[begin Data extract]

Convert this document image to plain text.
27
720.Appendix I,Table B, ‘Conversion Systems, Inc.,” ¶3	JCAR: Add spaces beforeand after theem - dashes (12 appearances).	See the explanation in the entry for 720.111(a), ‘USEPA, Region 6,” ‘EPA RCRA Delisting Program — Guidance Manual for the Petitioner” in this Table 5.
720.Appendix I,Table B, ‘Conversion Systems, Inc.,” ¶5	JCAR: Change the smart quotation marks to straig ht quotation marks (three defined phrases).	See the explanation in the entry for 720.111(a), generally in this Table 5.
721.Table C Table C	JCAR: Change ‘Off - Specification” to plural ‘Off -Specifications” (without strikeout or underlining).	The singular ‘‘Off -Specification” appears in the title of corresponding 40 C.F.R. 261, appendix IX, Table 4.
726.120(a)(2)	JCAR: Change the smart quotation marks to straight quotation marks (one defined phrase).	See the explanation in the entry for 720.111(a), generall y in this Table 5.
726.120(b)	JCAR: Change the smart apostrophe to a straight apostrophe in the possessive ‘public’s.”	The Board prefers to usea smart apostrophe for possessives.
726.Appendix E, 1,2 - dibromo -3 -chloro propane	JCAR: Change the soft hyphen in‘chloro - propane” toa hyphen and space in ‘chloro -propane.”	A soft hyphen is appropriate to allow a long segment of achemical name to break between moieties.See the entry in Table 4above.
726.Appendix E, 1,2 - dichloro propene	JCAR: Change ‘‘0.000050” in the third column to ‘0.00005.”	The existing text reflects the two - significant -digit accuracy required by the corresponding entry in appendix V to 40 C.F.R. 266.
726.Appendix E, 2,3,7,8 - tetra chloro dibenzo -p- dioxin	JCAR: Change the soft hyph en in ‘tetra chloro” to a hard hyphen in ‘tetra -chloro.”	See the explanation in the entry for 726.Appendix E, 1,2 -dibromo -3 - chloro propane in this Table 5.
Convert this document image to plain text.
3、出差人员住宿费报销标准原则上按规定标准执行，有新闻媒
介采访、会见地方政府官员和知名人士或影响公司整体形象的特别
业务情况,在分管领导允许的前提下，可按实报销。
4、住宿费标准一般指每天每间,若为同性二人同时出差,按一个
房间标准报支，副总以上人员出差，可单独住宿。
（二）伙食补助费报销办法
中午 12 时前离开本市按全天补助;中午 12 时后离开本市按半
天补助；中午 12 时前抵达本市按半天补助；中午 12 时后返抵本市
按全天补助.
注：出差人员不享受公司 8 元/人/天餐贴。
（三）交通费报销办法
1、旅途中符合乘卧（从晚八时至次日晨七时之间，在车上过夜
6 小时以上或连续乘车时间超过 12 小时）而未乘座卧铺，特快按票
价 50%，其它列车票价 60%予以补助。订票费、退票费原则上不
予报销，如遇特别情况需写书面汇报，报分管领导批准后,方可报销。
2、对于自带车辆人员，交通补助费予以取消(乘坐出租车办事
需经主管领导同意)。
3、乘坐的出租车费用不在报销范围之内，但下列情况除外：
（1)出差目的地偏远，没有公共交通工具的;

[end Data extract]

▸ **Prompt**: Across the entries, how many lines hold the word "defined"? Say only the number.

▸ **Output of the task**: 2